__Problem to work on__
Images are not part of the copy; write out the rest of the data exactly as given.

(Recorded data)
::::::
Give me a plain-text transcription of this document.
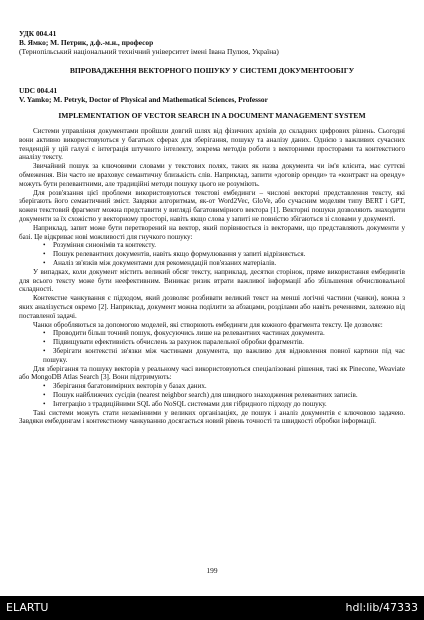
УДК 004.41
В. Ямко; М. Петрик, д.ф.-м.н., професор
(Тернопільський національний технічний університет імені Івана Пулюя, Україна)
ВПРОВАДЖЕННЯ ВЕКТОРНОГО ПОШУКУ У СИСТЕМІ ДОКУМЕНТООБІГУ
UDC 004.41
V. Yamko; M. Petryk, Doctor of Physical and Mathematical Sciences, Professor
IMPLEMENTATION OF VECTOR SEARCH IN A DOCUMENT MANAGEMENT SYSTEM

Системи управління документами пройшли довгий шлях від фізичних архівів до складних цифрових рішень. Сьогодні вони активно використовуються у багатьох сферах для зберігання, пошуку та аналізу даних. Однією з важливих сучасних тенденцій у цій галузі є інтеграція штучного інтелекту, зокрема методів роботи з векторними просторами та контекстного аналізу тексту.

Звичайний пошук за ключовими словами у текстових полях, таких як назва документа чи ім'я клієнта, має суттєві обмеження. Він часто не враховує семантичну близькість слів. Наприклад, запити «договір оренди» та «контракт на оренду» можуть бути релевантними, але традиційні методи пошуку цього не розуміють.

Для розв'язання цієї проблеми використовуються текстові ембединги – числові векторні представлення тексту, які зберігають його семантичний зміст. Завдяки алгоритмам, як-от Word2Vec, GloVe, або сучасним моделям типу BERT і GPT, кожен текстовий фрагмент можна представити у вигляді багатовимірного вектора [1]. Векторні пошуки дозволяють знаходити документи за їх схожістю у векторному просторі, навіть якщо слова у запиті не повністю збігаються зі словами у документі.

Наприклад, запит може бути перетворений на вектор, який порівнюється із векторами, що представляють документи у базі. Це відкриває нові можливості для гнучкого пошуку:

• Розуміння синонімів та контексту.
• Пошук релевантних документів, навіть якщо формулювання у запиті відрізняється.
• Аналіз зв'язків між документами для рекомендацій пов'язаних матеріалів.

У випадках, коли документ містить великий обсяг тексту, наприклад, десятки сторінок, пряме використання ембедингів для всього тексту може бути неефективним. Виникає ризик втрати важливої інформації або збільшення обчислювальної складності.

Контекстне чанкування є підходом, який дозволяє розбивати великий текст на менші логічні частини (чанки), кожна з яких аналізується окремо [2]. Наприклад, документ можна поділити за абзацами, розділами або навіть реченнями, залежно від поставленої задачі.

Чанки обробляються за допомогою моделей, які створюють ембединги для кожного фрагмента тексту. Це дозволяє:

• Проводити більш точний пошук, фокусуючись лише на релевантних частинах документа.
• Підвищувати ефективність обчислень за рахунок паралельної обробки фрагментів.
• Зберігати контекстні зв'язки між частинами документа, що важливо для відновлення повної картини під час пошуку.

Для зберігання та пошуку векторів у реальному часі використовуються спеціалізовані рішення, такі як Pinecone, Weaviate або MongoDB Atlas Search [3]. Вони підтримують:

• Зберігання багатовимірних векторів у базах даних.
• Пошук найближчих сусідів (nearest neighbor search) для швидкого знаходження релевантних записів.
• Інтеграцію з традиційними SQL або NoSQL системами для гібридного підходу до пошуку.

Такі системи можуть стати незамінними у великих організаціях, де пошук і аналіз документів є ключовою задачею. Завдяки ембедингам і контекстному чанкуванню досягається новий рівень точності та швидкості обробки інформації.

199
ELARTU	hdl:lib/47333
::::::
__Task solution__
Give me a plain-text transcription of this document.
УДК 004.41
В. Ямко; М. Петрик, д.ф.-м.н., професор
(Тернопільський національний технічний університет імені Івана Пулюя, Україна)
ВПРОВАДЖЕННЯ ВЕКТОРНОГО ПОШУКУ У СИСТЕМІ ДОКУМЕНТООБІГУ
UDC 004.41
V. Yamko; M. Petryk, Doctor of Physical and Mathematical Sciences, Professor
IMPLEMENTATION OF VECTOR SEARCH IN A DOCUMENT MANAGEMENT SYSTEM

Системи управління документами пройшли довгий шлях від фізичних архівів до складних цифрових рішень. Сьогодні вони активно використовуються у багатьох сферах для зберігання, пошуку та аналізу даних. Однією з важливих сучасних тенденцій у цій галузі є інтеграція штучного інтелекту, зокрема методів роботи з векторними просторами та контекстного аналізу тексту.

Звичайний пошук за ключовими словами у текстових полях, таких як назва документа чи ім'я клієнта, має суттєві обмеження. Він часто не враховує семантичну близькість слів. Наприклад, запити «договір оренди» та «контракт на оренду» можуть бути релевантними, але традиційні методи пошуку цього не розуміють.

Для розв'язання цієї проблеми використовуються текстові ембединги – числові векторні представлення тексту, які зберігають його семантичний зміст. Завдяки алгоритмам, як-от Word2Vec, GloVe, або сучасним моделям типу BERT і GPT, кожен текстовий фрагмент можна представити у вигляді багатовимірного вектора [1]. Векторні пошуки дозволяють знаходити документи за їх схожістю у векторному просторі, навіть якщо слова у запиті не повністю збігаються зі словами у документі.

Наприклад, запит може бути перетворений на вектор, який порівнюється із векторами, що представляють документи у базі. Це відкриває нові можливості для гнучкого пошуку:

• Розуміння синонімів та контексту.
• Пошук релевантних документів, навіть якщо формулювання у запиті відрізняється.
• Аналіз зв'язків між документами для рекомендацій пов'язаних матеріалів.

У випадках, коли документ містить великий обсяг тексту, наприклад, десятки сторінок, пряме використання ембедингів для всього тексту може бути неефективним. Виникає ризик втрати важливої інформації або збільшення обчислювальної складності.

Контекстне чанкування є підходом, який дозволяє розбивати великий текст на менші логічні частини (чанки), кожна з яких аналізується окремо [2]. Наприклад, документ можна поділити за абзацами, розділами або навіть реченнями, залежно від поставленої задачі.

Чанки обробляються за допомогою моделей, які створюють ембединги для кожного фрагмента тексту. Це дозволяє:

• Проводити більш точний пошук, фокусуючись лише на релевантних частинах документа.
• Підвищувати ефективність обчислень за рахунок паралельної обробки фрагментів.
• Зберігати контекстні зв'язки між частинами документа, що важливо для відновлення повної картини під час пошуку.

Для зберігання та пошуку векторів у реальному часі використовуються спеціалізовані рішення, такі як Pinecone, Weaviate або MongoDB Atlas Search [3]. Вони підтримують:

• Зберігання багатовимірних векторів у базах даних.
• Пошук найближчих сусідів (nearest neighbor search) для швидкого знаходження релевантних записів.
• Інтеграцію з традиційними SQL або NoSQL системами для гібридного підходу до пошуку.

Такі системи можуть стати незамінними у великих організаціях, де пошук і аналіз документів є ключовою задачею. Завдяки ембедингам і контекстному чанкуванню досягається новий рівень точності та швидкості обробки інформації.

199
ELARTU	hdl:lib/47333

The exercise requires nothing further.